* _Teks bacaan_:

-*-*-

Suasana sore hari di kampus ku
begitu menakjubkan. Dimana burung-burung berterbangan seraya melakukan teknik
formasi ala AURI sedang nampang di pagelaran Angkatan Bersenjata. Ditemani
angin sepoy-sepoy ala film-film hollywood syuting di Hawaii. Indah banget
pokoknya, harus coba rasain serunya!
Hari ini hari dimana kawan-kawan
seperjuanganku di Pendidikan Sejarah UPI sedang melawan rasa malas untuk
menuntut ilmu. Mereka sedang mengikuti SP apa sih? Yap, semester pendek. Saking
pendeknya cuman dua bulan, mending juga les di G* atau Ne*t**n, hahaha.
Oke,
kembali ke suasana sore di kampus ku, UPI di kawasan Jl. Dr. Setiabudhi, lebih
beken dipanggil kampus UPI Bumi Siliwangi. Disini aku berusaha sekuat tenaga
mengejar gelar S,Pd. Ya, sarjana pendidikan untuk jurusan yang ku pilih
Pendidikan Sejarah. Sore yang indah ini kuhabiskan dengan menyedot beberapa
game-game playstation satu. Lumayan, ketika para mahasiswa hanya segelintir
yang kuliah, maka kesempatan emas untuk memaksimalkan jaringan nir kabel alias
wi-fi untuk mengunduh sebanyak-banyaknya apapun yang perlu dan ada pula yang
tidak perlu untuk aku unduh.

-*-*-

* _Tugas 1_:
Ringkaslah tulisan tentang sore di kampus UPI dalam dua kalimat.
* _Tugas 2_:
Teruskan tulisan tentang sore di kampus UPI, dimulai setelah kalimat terakhirnya.

* _Data tersedia_:

-*-*-

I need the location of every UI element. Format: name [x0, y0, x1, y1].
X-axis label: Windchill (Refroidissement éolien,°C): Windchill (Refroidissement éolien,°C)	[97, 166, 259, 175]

-*-*-

* _Jawaban 1_:
Penulis menggambarkan sore yang indah di kampus UPI Bumi Siliwangi di Jl. Dr. Setiabudhi, dengan burung-burung berterbangan dan angin sepoi-sepoi, sementara kawan-kawan seperjuangannya di Pendidikan Sejarah UPI mengikuti semester pendek yang hanya berlangsung dua bulan. Penulis, yang sedang mengejar gelar sarjana pendidikan di jurusan Pendidikan Sejarah, menghabiskan sore itu dengan memanfaatkan wi-fi kampus saat hanya segelintir mahasiswa kuliah untuk mengunduh game PlayStation satu dan berbagai hal lain.

* _Jawaban 2_:
Sebenarnya
hari ini adalah hari yang aku sendiri gatau kenapa, kenapa gimana? Kan udah aku
bilang, aku gatau, haha. Oke, sebenarnya hari ini merupakan hari dimana aku
bertemu dengan kekasihku, ya seorang gadis mungil yang lucu nan cantik jelita.
Namanya Rani Silvia, seorang gadis yang tinggal di bilangan pajajaran, bandung.
Hari ini aku ketemu sama dia, juga dapet kesempatan buat mengunduh berbagai
macam file-file yang dibutuhkan komputer jinjing ku.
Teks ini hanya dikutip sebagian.